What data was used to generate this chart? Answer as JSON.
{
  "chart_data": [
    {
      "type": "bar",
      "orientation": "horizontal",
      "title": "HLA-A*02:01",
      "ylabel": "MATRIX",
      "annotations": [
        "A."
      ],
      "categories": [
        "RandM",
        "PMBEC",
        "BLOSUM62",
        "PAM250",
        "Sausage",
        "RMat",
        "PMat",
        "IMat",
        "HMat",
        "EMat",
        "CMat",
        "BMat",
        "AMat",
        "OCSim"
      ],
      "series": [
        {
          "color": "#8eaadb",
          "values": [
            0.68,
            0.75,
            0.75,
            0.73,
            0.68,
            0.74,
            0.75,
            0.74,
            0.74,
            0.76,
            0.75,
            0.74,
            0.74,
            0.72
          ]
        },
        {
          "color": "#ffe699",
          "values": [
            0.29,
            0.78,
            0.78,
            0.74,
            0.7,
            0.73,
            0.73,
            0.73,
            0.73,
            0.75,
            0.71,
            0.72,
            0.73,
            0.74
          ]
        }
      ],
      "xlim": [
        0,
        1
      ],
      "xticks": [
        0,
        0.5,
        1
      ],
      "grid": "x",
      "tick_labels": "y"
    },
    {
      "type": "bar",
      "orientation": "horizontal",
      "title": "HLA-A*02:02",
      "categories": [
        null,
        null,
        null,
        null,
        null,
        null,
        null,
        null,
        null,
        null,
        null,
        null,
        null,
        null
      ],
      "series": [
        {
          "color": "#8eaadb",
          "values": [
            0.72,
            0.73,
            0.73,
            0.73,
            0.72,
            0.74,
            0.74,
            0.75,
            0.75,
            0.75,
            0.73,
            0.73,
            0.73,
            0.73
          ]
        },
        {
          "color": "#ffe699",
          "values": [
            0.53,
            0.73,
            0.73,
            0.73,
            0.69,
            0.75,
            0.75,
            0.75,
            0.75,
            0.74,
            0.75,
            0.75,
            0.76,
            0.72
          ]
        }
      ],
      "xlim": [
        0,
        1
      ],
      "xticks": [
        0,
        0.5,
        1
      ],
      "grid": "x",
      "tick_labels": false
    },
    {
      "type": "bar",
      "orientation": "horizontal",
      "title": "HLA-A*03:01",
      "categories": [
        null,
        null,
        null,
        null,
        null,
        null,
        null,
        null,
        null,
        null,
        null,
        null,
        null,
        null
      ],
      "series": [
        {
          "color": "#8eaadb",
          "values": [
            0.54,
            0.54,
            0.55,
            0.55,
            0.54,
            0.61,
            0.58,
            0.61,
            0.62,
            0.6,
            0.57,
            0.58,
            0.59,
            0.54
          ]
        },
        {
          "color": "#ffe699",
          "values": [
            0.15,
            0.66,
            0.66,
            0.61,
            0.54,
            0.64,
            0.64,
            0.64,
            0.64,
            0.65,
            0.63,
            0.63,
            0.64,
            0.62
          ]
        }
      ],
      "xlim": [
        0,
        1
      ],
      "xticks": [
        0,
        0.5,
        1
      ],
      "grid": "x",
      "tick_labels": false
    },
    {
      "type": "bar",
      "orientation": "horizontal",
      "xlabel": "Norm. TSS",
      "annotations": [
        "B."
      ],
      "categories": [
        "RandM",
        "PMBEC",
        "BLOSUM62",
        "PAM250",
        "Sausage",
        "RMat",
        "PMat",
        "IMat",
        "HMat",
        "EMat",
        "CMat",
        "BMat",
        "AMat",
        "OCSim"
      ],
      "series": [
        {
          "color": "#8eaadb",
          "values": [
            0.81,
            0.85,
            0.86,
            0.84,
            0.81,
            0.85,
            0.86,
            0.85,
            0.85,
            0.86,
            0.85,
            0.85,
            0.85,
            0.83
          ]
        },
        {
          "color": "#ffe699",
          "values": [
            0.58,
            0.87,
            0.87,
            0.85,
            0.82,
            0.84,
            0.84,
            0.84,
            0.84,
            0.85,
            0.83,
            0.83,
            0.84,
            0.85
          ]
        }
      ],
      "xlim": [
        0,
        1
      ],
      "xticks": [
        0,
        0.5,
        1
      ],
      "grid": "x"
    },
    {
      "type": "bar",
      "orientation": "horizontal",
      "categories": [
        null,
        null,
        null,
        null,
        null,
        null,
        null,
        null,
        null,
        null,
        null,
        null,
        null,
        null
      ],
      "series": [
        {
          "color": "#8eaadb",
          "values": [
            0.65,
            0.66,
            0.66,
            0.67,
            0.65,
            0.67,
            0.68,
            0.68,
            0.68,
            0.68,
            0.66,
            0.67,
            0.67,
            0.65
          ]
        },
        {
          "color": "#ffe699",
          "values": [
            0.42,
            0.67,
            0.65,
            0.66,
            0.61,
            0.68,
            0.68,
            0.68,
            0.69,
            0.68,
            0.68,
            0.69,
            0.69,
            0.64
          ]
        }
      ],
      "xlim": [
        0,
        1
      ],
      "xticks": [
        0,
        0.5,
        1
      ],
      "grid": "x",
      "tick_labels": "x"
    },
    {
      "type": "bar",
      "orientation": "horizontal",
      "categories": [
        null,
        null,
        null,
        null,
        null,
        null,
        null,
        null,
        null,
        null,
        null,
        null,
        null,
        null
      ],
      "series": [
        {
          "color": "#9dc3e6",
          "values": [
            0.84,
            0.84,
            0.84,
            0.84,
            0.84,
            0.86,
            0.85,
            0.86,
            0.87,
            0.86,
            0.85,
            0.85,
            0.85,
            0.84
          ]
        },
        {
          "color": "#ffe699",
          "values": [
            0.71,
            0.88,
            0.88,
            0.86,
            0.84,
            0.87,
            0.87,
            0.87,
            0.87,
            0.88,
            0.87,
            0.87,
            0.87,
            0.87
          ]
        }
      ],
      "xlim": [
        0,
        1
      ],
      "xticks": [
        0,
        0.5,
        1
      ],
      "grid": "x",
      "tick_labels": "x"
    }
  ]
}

#####

THE EXERCISE: Output an exact copy of each record.

TASK ANSWER:
What data was used to generate this chart? Answer as JSON.
{
  "chart_data": [
    {
      "type": "bar",
      "orientation": "horizontal",
      "title": "HLA-A*02:01",
      "ylabel": "MATRIX",
      "annotations": [
        "A."
      ],
      "categories": [
        "RandM",
        "PMBEC",
        "BLOSUM62",
        "PAM250",
        "Sausage",
        "RMat",
        "PMat",
        "IMat",
        "HMat",
        "EMat",
        "CMat",
        "BMat",
        "AMat",
        "OCSim"
      ],
      "series": [
        {
          "color": "#8eaadb",
          "values": [
            0.68,
            0.75,
            0.75,
            0.73,
            0.68,
            0.74,
            0.75,
            0.74,
            0.74,
            0.76,
            0.75,
            0.74,
            0.74,
            0.72
          ]
        },
        {
          "color": "#ffe699",
          "values": [
            0.29,
            0.78,
            0.78,
            0.74,
            0.7,
            0.73,
            0.73,
            0.73,
            0.73,
            0.75,
            0.71,
            0.72,
            0.73,
            0.74
          ]
        }
      ],
      "xlim": [
        0,
        1
      ],
      "xticks": [
        0,
        0.5,
        1
      ],
      "grid": "x",
      "tick_labels": "y"
    },
    {
      "type": "bar",
      "orientation": "horizontal",
      "title": "HLA-A*02:02",
      "categories": [
        null,
        null,
        null,
        null,
        null,
        null,
        null,
        null,
        null,
        null,
        null,
        null,
        null,
        null
      ],
      "series": [
        {
          "color": "#8eaadb",
          "values": [
            0.72,
            0.73,
            0.73,
            0.73,
            0.72,
            0.74,
            0.74,
            0.75,
            0.75,
            0.75,
            0.73,
            0.73,
            0.73,
            0.73
          ]
        },
        {
          "color": "#ffe699",
          "values": [
            0.53,
            0.73,
            0.73,
            0.73,
            0.69,
            0.75,
            0.75,
            0.75,
            0.75,
            0.74,
            0.75,
            0.75,
            0.76,
            0.72
          ]
        }
      ],
      "xlim": [
        0,
        1
      ],
      "xticks": [
        0,
        0.5,
        1
      ],
      "grid": "x",
      "tick_labels": false
    },
    {
      "type": "bar",
      "orientation": "horizontal",
      "title": "HLA-A*03:01",
      "categories": [
        null,
        null,
        null,
        null,
        null,
        null,
        null,
        null,
        null,
        null,
        null,
        null,
        null,
        null
      ],
      "series": [
        {
          "color": "#8eaadb",
          "values": [
            0.54,
            0.54,
            0.55,
            0.55,
            0.54,
            0.61,
            0.58,
            0.61,
            0.62,
            0.6,
            0.57,
            0.58,
            0.59,
            0.54
          ]
        },
        {
          "color": "#ffe699",
          "values": [
            0.15,
            0.66,
            0.66,
            0.61,
            0.54,
            0.64,
            0.64,
            0.64,
            0.64,
            0.65,
            0.63,
            0.63,
            0.64,
            0.62
          ]
        }
      ],
      "xlim": [
        0,
        1
      ],
      "xticks": [
        0,
        0.5,
        1
      ],
      "grid": "x",
      "tick_labels": false
    },
    {
      "type": "bar",
      "orientation": "horizontal",
      "xlabel": "Norm. TSS",
      "annotations": [
        "B."
      ],
      "categories": [
        "RandM",
        "PMBEC",
        "BLOSUM62",
        "PAM250",
        "Sausage",
        "RMat",
        "PMat",
        "IMat",
        "HMat",
        "EMat",
        "CMat",
        "BMat",
        "AMat",
        "OCSim"
      ],
      "series": [
        {
          "color": "#8eaadb",
          "values": [
            0.81,
            0.85,
            0.86,
            0.84,
            0.81,
            0.85,
            0.86,
            0.85,
            0.85,
            0.86,
            0.85,
            0.85,
            0.85,
            0.83
          ]
        },
        {
          "color": "#ffe699",
          "values": [
            0.58,
            0.87,
            0.87,
            0.85,
            0.82,
            0.84,
            0.84,
            0.84,
            0.84,
            0.85,
            0.83,
            0.83,
            0.84,
            0.85
          ]
        }
      ],
      "xlim": [
        0,
        1
      ],
      "xticks": [
        0,
        0.5,
        1
      ],
      "grid": "x"
    },
    {
      "type": "bar",
      "orientation": "horizontal",
      "categories": [
        null,
        null,
        null,
        null,
        null,
        null,
        null,
        null,
        null,
        null,
        null,
        null,
        null,
        null
      ],
      "series": [
        {
          "color": "#8eaadb",
          "values": [
            0.65,
            0.66,
            0.66,
            0.67,
            0.65,
            0.67,
            0.68,
            0.68,
            0.68,
            0.68,
            0.66,
            0.67,
            0.67,
            0.65
          ]
        },
        {
          "color": "#ffe699",
          "values": [
            0.42,
            0.67,
            0.65,
            0.66,
            0.61,
            0.68,
            0.68,
            0.68,
            0.69,
            0.68,
            0.68,
            0.69,
            0.69,
            0.64
          ]
        }
      ],
      "xlim": [
        0,
        1
      ],
      "xticks": [
        0,
        0.5,
        1
      ],
      "grid": "x",
      "tick_labels": "x"
    },
    {
      "type": "bar",
      "orientation": "horizontal",
      "categories": [
        null,
        null,
        null,
        null,
        null,
        null,
        null,
        null,
        null,
        null,
        null,
        null,
        null,
        null
      ],
      "series": [
        {
          "color": "#9dc3e6",
          "values": [
            0.84,
            0.84,
            0.84,
            0.84,
            0.84,
            0.86,
            0.85,
            0.86,
            0.87,
            0.86,
            0.85,
            0.85,
            0.85,
            0.84
          ]
        },
        {
          "color": "#ffe699",
          "values": [
            0.71,
            0.88,
            0.88,
            0.86,
            0.84,
            0.87,
            0.87,
            0.87,
            0.87,
            0.88,
            0.87,
            0.87,
            0.87,
            0.87
          ]
        }
      ],
      "xlim": [
        0,
        1
      ],
      "xticks": [
        0,
        0.5,
        1
      ],
      "grid": "x",
      "tick_labels": "x"
    }
  ]
}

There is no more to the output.